Exercise description | Copy the lines below word for word, leaving out the pictures.

Data to use |
*****
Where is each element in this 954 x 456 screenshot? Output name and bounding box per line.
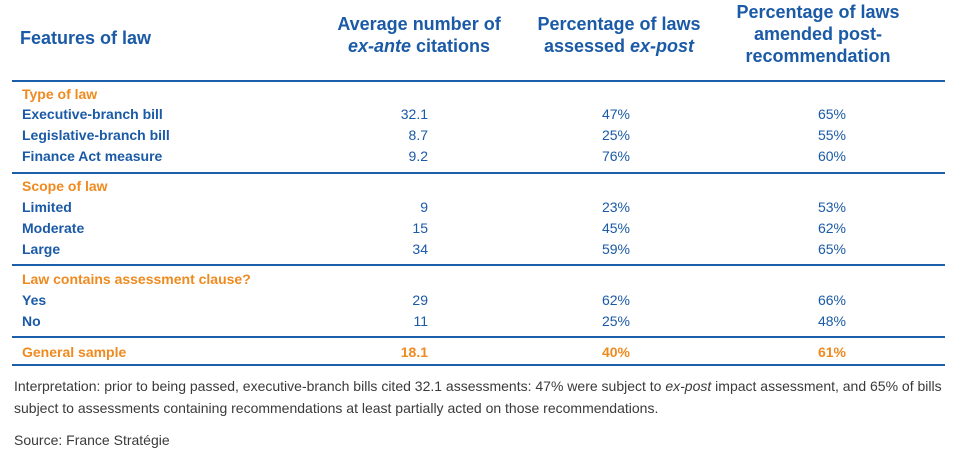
row-label: Moderate <box>22 220 85 236</box>
cell-amended: 55% <box>817 127 847 143</box>
column-header-citations-line1: Average number of <box>337 14 501 34</box>
column-header-assessed-line1: Percentage of laws <box>537 14 701 34</box>
cell-amended: 65% <box>817 241 847 257</box>
row-label: Finance Act measure <box>22 148 163 164</box>
cell-amended: 53% <box>817 199 847 215</box>
section-title-scope-of-law: Scope of law <box>22 178 108 194</box>
column-header-citations-line2: ex-ante citations <box>290 35 548 57</box>
table-row: Large 34 59% 65% <box>0 239 954 260</box>
header-divider <box>12 80 945 82</box>
column-header-assessed-line2: assessed ex-post <box>510 35 728 57</box>
cell-citations: 15 <box>412 220 428 236</box>
table-row: Moderate 15 45% 62% <box>0 218 954 239</box>
ex-ante-term: ex-ante <box>347 36 411 56</box>
cell-assessed: 23% <box>601 199 631 215</box>
cell-assessed: 62% <box>601 292 631 308</box>
source-note: Source: France Stratégie <box>14 432 170 448</box>
assessed-term: assessed <box>543 36 631 56</box>
cell-citations: 11 <box>413 313 428 329</box>
column-header-amended-line1: Percentage of laws <box>736 2 900 22</box>
row-label: No <box>22 313 41 329</box>
cell-citations: 18.1 <box>400 344 428 360</box>
cell-citations: 29 <box>412 292 428 308</box>
note-italic-term: ex-post <box>665 378 712 394</box>
cell-assessed: 25% <box>601 313 631 329</box>
cell-amended: 60% <box>817 148 847 164</box>
column-header-amended-line2: amended post- <box>753 24 882 44</box>
table-row: Executive-branch bill 32.1 47% 65% <box>0 104 954 125</box>
table-bottom-rule <box>12 364 945 366</box>
cell-assessed: 25% <box>601 127 631 143</box>
section-divider <box>12 264 945 266</box>
table-row: No 11 25% 48% <box>0 311 954 332</box>
general-sample-row: General sample 18.1 40% 61% <box>0 342 954 363</box>
note-part2: impact assessment, and 65% of bills subj… <box>14 378 942 416</box>
section-divider <box>12 172 945 174</box>
cell-citations: 34 <box>412 241 428 257</box>
cell-assessed: 40% <box>601 344 631 360</box>
section-title-assessment-clause: Law contains assessment clause? <box>22 271 251 287</box>
ex-post-term: ex-post <box>630 36 695 56</box>
row-label: Legislative-branch bill <box>22 127 170 143</box>
table-row: Finance Act measure 9.2 76% 60% <box>0 146 954 167</box>
section-divider <box>12 336 945 338</box>
cell-amended: 62% <box>817 220 847 236</box>
note-part1: Interpretation: prior to being passed, e… <box>14 378 666 394</box>
row-label: Limited <box>22 199 72 215</box>
cell-citations: 32.1 <box>400 106 428 122</box>
citations-term: citations <box>411 36 491 56</box>
row-label: Executive-branch bill <box>22 106 163 122</box>
column-header-features: Features of law <box>20 28 152 48</box>
cell-amended: 61% <box>817 344 847 360</box>
row-label: General sample <box>22 344 127 360</box>
cell-amended: 66% <box>817 292 847 308</box>
column-header-amended-line3: recommendation <box>745 46 891 66</box>
cell-assessed: 47% <box>601 106 631 122</box>
cell-assessed: 76% <box>601 148 631 164</box>
column-header-assessed: Percentage of laws assessed ex-post <box>510 13 728 57</box>
interpretation-note: Interpretation: prior to being passed, e… <box>14 375 944 419</box>
row-label: Yes <box>22 292 47 308</box>
cell-citations: 8.7 <box>408 127 428 143</box>
table-row: Yes 29 62% 66% <box>0 290 954 311</box>
table-row: Limited 9 23% 53% <box>0 197 954 218</box>
column-header-amended: Percentage of laws amended post- recomme… <box>700 1 936 67</box>
column-header-citations: Average number of ex-ante citations <box>290 13 548 57</box>
cell-assessed: 45% <box>601 220 631 236</box>
table-row: Legislative-branch bill 8.7 25% 55% <box>0 125 954 146</box>
cell-amended: 65% <box>817 106 847 122</box>
cell-assessed: 59% <box>601 241 631 257</box>
cell-citations: 9 <box>420 199 428 215</box>
cell-amended: 48% <box>817 313 847 329</box>
row-label: Large <box>22 241 61 257</box>
cell-citations: 9.2 <box>408 148 428 164</box>
section-title-type-of-law: Type of law <box>22 86 98 102</box>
*****
Answer |
Where is each element in this 954 x 456 screenshot? Output name and bounding box per line.
row-label: Moderate <box>22 220 85 236</box>
cell-amended: 55% <box>817 127 847 143</box>
column-header-citations-line1: Average number of <box>337 14 501 34</box>
column-header-assessed-line1: Percentage of laws <box>537 14 701 34</box>
cell-amended: 65% <box>817 241 847 257</box>
row-label: Finance Act measure <box>22 148 163 164</box>
cell-amended: 53% <box>817 199 847 215</box>
section-title-scope-of-law: Scope of law <box>22 178 108 194</box>
column-header-citations-line2: ex-ante citations <box>290 35 548 57</box>
table-row: Large 34 59% 65% <box>0 239 954 260</box>
header-divider <box>12 80 945 82</box>
column-header-assessed-line2: assessed ex-post <box>510 35 728 57</box>
cell-citations: 15 <box>412 220 428 236</box>
table-row: Moderate 15 45% 62% <box>0 218 954 239</box>
ex-ante-term: ex-ante <box>347 36 411 56</box>
cell-assessed: 23% <box>601 199 631 215</box>
cell-assessed: 62% <box>601 292 631 308</box>
source-note: Source: France Stratégie <box>14 432 170 448</box>
assessed-term: assessed <box>543 36 631 56</box>
cell-citations: 11 <box>413 313 428 329</box>
column-header-amended-line1: Percentage of laws <box>736 2 900 22</box>
row-label: No <box>22 313 41 329</box>
cell-citations: 18.1 <box>400 344 428 360</box>
cell-citations: 29 <box>412 292 428 308</box>
note-italic-term: ex-post <box>665 378 712 394</box>
cell-assessed: 25% <box>601 313 631 329</box>
cell-amended: 60% <box>817 148 847 164</box>
column-header-amended-line2: amended post- <box>753 24 882 44</box>
table-row: Executive-branch bill 32.1 47% 65% <box>0 104 954 125</box>
table-bottom-rule <box>12 364 945 366</box>
cell-assessed: 25% <box>601 127 631 143</box>
section-divider <box>12 264 945 266</box>
table-row: No 11 25% 48% <box>0 311 954 332</box>
general-sample-row: General sample 18.1 40% 61% <box>0 342 954 363</box>
note-part2: impact assessment, and 65% of bills subj… <box>14 378 942 416</box>
section-divider <box>12 172 945 174</box>
cell-citations: 34 <box>412 241 428 257</box>
cell-assessed: 40% <box>601 344 631 360</box>
section-title-assessment-clause: Law contains assessment clause? <box>22 271 251 287</box>
ex-post-term: ex-post <box>630 36 695 56</box>
row-label: Legislative-branch bill <box>22 127 170 143</box>
table-row: Finance Act measure 9.2 76% 60% <box>0 146 954 167</box>
section-divider <box>12 336 945 338</box>
cell-amended: 62% <box>817 220 847 236</box>
note-part1: Interpretation: prior to being passed, e… <box>14 378 666 394</box>
row-label: Limited <box>22 199 72 215</box>
cell-citations: 32.1 <box>400 106 428 122</box>
citations-term: citations <box>411 36 491 56</box>
row-label: Executive-branch bill <box>22 106 163 122</box>
column-header-features: Features of law <box>20 28 152 48</box>
cell-amended: 61% <box>817 344 847 360</box>
row-label: General sample <box>22 344 127 360</box>
cell-amended: 66% <box>817 292 847 308</box>
column-header-amended-line3: recommendation <box>745 46 891 66</box>
cell-assessed: 47% <box>601 106 631 122</box>
cell-assessed: 76% <box>601 148 631 164</box>
column-header-assessed: Percentage of laws assessed ex-post <box>510 13 728 57</box>
interpretation-note: Interpretation: prior to being passed, e… <box>14 375 944 419</box>
row-label: Yes <box>22 292 47 308</box>
cell-citations: 8.7 <box>408 127 428 143</box>
table-row: Yes 29 62% 66% <box>0 290 954 311</box>
table-row: Limited 9 23% 53% <box>0 197 954 218</box>
column-header-amended: Percentage of laws amended post- recomme… <box>700 1 936 67</box>
column-header-citations: Average number of ex-ante citations <box>290 13 548 57</box>
cell-assessed: 45% <box>601 220 631 236</box>
table-row: Legislative-branch bill 8.7 25% 55% <box>0 125 954 146</box>
cell-amended: 65% <box>817 106 847 122</box>
cell-assessed: 59% <box>601 241 631 257</box>
cell-citations: 9 <box>420 199 428 215</box>
cell-amended: 48% <box>817 313 847 329</box>
row-label: Large <box>22 241 61 257</box>
cell-citations: 9.2 <box>408 148 428 164</box>
section-title-type-of-law: Type of law <box>22 86 98 102</box>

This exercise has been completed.